=== THE EXERCISE ===
Output the full listing below exactly as it reads, and skip anything that is a picture.

[Start of AVAILABLE RECORDS]

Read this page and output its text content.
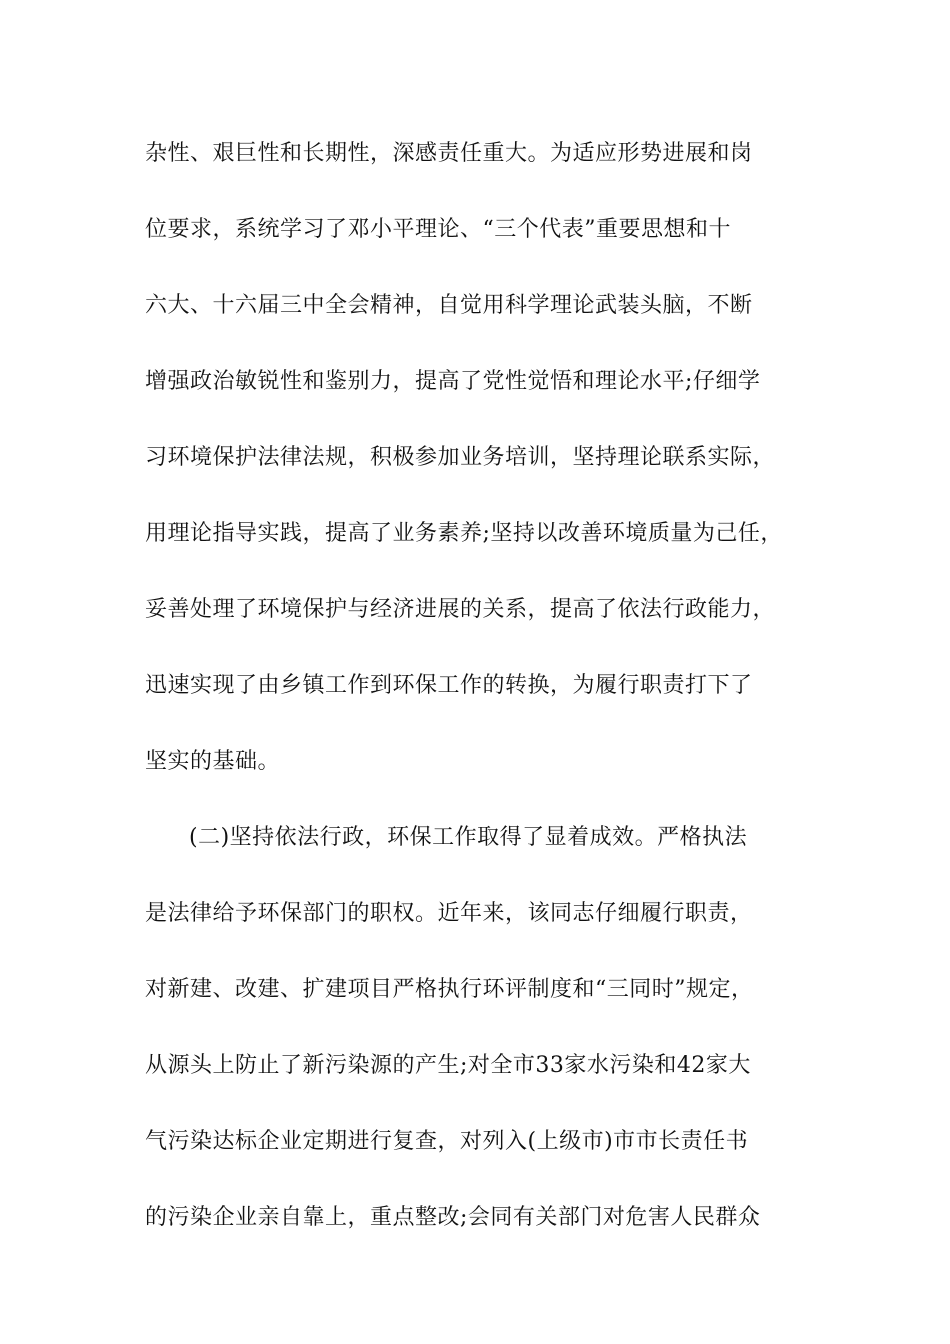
杂性、艰巨性和长期性，深感责任重大。为适应形势进展和岗
位要求，系统学习了邓小平理论、“三个代表”重要思想和十
六大、十六届三中全会精神，自觉用科学理论武装头脑，不断
增强政治敏锐性和鉴别力，提高了党性觉悟和理论水平;仔细学
习环境保护法律法规，积极参加业务培训，坚持理论联系实际，
用理论指导实践，提高了业务素养;坚持以改善环境质量为己任，
妥善处理了环境保护与经济进展的关系，提高了依法行政能力，
迅速实现了由乡镇工作到环保工作的转换，为履行职责打下了
坚实的基础。
(二)坚持依法行政，环保工作取得了显着成效。严格执法
是法律给予环保部门的职权。近年来，该同志仔细履行职责，
对新建、改建、扩建项目严格执行环评制度和“三同时”规定，
从源头上防止了新污染源的产生;对全市33家水污染和42家大
气污染达标企业定期进行复查，对列入(上级市)市市长责任书
的污染企业亲自靠上，重点整改;会同有关部门对危害人民群众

[End of AVAILABLE RECORDS]

=== REPLY ===
Read this page and output its text content.
杂性、艰巨性和长期性，深感责任重大。为适应形势进展和岗
位要求，系统学习了邓小平理论、“三个代表”重要思想和十
六大、十六届三中全会精神，自觉用科学理论武装头脑，不断
增强政治敏锐性和鉴别力，提高了党性觉悟和理论水平;仔细学
习环境保护法律法规，积极参加业务培训，坚持理论联系实际，
用理论指导实践，提高了业务素养;坚持以改善环境质量为己任，
妥善处理了环境保护与经济进展的关系，提高了依法行政能力，
迅速实现了由乡镇工作到环保工作的转换，为履行职责打下了
坚实的基础。
(二)坚持依法行政，环保工作取得了显着成效。严格执法
是法律给予环保部门的职权。近年来，该同志仔细履行职责，
对新建、改建、扩建项目严格执行环评制度和“三同时”规定，
从源头上防止了新污染源的产生;对全市33家水污染和42家大
气污染达标企业定期进行复查，对列入(上级市)市市长责任书
的污染企业亲自靠上，重点整改;会同有关部门对危害人民群众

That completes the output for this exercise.